--- Start Information supplied ---
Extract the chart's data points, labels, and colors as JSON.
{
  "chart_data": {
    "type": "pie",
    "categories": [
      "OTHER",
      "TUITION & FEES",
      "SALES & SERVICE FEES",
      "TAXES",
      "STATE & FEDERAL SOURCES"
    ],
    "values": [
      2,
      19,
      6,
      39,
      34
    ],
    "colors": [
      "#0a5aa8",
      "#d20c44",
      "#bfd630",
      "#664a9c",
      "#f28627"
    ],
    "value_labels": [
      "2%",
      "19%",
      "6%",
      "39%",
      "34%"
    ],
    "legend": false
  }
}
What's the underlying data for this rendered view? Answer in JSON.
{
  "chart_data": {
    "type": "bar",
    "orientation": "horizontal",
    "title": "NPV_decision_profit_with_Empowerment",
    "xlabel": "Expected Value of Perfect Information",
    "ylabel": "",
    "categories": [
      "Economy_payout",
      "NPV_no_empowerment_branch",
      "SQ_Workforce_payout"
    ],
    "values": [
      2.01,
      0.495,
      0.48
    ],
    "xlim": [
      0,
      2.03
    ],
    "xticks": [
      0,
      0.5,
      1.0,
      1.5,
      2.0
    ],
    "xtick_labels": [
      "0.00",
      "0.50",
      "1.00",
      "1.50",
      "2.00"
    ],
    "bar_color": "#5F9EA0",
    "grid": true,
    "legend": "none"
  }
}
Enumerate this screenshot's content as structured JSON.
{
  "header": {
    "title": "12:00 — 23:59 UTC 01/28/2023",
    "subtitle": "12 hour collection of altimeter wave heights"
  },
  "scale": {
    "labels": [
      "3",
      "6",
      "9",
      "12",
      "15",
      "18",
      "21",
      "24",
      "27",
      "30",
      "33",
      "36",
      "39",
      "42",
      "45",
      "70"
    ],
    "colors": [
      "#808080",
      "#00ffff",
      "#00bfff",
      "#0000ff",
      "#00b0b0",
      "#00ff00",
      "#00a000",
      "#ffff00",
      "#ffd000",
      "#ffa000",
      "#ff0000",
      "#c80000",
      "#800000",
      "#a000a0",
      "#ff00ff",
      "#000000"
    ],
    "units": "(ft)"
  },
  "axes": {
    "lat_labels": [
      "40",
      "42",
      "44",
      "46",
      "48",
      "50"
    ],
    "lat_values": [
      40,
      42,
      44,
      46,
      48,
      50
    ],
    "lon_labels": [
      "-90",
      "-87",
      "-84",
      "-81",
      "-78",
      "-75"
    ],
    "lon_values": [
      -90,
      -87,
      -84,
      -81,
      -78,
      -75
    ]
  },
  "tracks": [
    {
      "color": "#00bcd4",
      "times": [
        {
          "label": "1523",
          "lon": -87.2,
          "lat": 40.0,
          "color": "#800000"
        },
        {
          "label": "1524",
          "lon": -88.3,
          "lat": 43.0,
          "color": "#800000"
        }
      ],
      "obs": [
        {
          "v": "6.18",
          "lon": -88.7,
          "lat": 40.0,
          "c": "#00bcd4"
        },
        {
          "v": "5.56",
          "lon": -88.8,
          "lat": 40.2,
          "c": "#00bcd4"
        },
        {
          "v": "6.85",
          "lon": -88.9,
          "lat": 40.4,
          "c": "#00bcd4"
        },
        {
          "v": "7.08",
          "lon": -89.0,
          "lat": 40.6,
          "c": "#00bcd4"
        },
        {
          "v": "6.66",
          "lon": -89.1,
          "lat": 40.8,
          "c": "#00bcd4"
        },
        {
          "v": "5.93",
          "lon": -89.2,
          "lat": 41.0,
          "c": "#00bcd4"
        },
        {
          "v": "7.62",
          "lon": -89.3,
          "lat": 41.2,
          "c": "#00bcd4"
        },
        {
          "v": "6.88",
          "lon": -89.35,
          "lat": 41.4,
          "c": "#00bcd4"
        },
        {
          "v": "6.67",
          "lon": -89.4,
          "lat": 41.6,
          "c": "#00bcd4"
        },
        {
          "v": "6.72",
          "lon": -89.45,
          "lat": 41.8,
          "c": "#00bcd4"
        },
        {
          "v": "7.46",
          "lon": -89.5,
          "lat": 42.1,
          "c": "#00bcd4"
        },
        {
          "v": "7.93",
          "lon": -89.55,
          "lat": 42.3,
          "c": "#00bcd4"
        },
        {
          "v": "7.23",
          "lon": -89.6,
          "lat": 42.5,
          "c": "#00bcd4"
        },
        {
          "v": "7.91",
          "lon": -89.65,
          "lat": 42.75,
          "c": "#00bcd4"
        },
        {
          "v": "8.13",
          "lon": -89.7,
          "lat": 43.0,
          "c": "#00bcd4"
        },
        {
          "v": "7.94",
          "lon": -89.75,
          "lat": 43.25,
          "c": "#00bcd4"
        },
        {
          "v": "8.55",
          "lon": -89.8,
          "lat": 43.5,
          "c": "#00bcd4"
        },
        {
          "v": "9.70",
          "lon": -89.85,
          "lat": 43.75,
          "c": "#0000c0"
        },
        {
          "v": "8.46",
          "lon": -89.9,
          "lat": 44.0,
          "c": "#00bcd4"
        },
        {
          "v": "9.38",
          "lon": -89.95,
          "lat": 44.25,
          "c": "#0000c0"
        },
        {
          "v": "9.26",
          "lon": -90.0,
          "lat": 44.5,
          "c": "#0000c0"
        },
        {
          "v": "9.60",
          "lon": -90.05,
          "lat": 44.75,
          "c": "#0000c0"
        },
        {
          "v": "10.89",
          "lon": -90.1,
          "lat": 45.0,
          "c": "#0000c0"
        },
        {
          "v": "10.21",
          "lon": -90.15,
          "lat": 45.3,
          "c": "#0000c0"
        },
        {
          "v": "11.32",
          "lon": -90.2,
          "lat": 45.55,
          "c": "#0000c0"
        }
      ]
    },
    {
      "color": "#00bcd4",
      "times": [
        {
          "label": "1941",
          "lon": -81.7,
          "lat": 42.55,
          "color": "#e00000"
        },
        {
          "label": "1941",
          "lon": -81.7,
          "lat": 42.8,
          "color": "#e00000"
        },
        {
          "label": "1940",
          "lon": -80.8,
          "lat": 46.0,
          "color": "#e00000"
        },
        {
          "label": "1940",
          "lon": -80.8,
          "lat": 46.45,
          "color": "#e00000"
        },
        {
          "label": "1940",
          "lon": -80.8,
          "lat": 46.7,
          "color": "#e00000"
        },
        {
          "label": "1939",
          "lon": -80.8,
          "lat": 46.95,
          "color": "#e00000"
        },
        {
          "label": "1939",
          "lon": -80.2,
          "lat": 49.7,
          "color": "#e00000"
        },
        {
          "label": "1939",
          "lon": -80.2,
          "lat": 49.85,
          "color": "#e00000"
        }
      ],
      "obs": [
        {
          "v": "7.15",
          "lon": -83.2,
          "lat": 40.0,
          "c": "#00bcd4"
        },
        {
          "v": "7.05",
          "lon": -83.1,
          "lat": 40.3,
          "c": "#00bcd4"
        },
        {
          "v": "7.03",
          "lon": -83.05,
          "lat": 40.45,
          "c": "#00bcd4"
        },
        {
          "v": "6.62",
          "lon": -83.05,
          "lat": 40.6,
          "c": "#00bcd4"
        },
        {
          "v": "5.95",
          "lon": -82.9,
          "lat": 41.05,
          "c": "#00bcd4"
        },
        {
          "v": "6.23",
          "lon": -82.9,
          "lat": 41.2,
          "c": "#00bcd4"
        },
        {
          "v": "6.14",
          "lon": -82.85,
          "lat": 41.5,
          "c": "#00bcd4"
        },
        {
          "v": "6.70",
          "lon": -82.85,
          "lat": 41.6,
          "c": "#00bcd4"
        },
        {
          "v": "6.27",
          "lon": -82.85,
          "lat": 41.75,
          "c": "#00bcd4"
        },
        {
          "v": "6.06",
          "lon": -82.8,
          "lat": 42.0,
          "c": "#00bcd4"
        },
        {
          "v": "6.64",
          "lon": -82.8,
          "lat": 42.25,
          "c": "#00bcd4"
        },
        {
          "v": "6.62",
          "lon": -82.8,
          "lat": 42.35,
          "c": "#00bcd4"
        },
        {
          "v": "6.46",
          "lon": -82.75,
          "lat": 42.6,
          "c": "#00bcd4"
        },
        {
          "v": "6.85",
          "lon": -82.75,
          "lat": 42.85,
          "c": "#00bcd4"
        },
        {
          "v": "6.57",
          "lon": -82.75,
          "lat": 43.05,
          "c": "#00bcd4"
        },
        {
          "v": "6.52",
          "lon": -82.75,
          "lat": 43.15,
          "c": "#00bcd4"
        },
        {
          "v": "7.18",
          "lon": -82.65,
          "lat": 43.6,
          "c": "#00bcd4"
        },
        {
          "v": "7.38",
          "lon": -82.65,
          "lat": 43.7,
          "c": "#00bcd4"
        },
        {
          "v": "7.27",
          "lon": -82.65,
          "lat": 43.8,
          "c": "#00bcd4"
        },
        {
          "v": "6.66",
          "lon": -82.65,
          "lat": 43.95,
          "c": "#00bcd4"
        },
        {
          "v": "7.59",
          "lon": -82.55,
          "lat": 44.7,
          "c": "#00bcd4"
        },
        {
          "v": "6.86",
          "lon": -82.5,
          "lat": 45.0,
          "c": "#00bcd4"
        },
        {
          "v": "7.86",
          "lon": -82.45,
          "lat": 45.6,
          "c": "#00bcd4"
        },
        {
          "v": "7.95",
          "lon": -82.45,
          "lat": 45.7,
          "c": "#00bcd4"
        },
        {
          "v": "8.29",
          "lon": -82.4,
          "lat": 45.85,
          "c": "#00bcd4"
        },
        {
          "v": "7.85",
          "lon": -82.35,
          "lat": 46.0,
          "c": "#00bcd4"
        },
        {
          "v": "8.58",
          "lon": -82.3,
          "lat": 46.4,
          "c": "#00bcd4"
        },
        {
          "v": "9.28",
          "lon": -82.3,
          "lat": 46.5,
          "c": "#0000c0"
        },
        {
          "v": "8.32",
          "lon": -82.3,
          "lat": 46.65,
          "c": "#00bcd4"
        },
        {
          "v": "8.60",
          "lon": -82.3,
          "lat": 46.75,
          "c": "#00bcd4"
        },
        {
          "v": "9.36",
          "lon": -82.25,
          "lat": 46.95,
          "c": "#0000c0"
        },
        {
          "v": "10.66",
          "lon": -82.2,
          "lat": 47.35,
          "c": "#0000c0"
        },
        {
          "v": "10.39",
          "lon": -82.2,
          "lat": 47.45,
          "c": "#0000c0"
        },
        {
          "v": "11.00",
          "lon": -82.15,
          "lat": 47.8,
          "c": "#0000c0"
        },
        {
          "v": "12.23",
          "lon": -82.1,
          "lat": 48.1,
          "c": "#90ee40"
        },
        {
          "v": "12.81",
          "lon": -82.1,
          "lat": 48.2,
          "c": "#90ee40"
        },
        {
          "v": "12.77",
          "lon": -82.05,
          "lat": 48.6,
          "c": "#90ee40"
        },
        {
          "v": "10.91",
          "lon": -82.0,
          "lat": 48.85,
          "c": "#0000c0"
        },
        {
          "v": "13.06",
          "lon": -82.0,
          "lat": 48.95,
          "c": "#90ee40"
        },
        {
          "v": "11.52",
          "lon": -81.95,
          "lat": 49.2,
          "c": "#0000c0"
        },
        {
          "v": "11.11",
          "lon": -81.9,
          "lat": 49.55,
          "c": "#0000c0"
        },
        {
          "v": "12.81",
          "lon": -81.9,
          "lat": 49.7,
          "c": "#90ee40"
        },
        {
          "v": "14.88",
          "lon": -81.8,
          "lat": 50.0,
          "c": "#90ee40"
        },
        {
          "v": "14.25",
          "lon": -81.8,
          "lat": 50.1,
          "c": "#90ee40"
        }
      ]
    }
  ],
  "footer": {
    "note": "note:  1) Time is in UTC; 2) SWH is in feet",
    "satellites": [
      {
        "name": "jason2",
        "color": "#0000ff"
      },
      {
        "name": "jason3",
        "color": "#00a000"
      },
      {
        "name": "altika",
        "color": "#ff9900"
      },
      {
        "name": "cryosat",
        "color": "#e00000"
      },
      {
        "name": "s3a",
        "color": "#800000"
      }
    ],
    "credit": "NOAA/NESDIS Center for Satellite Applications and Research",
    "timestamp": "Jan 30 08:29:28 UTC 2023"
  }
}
--- End Information supplied ---
Given request: Only a number is needed: how many lines of the material above contain "this"?

Expected answer: 2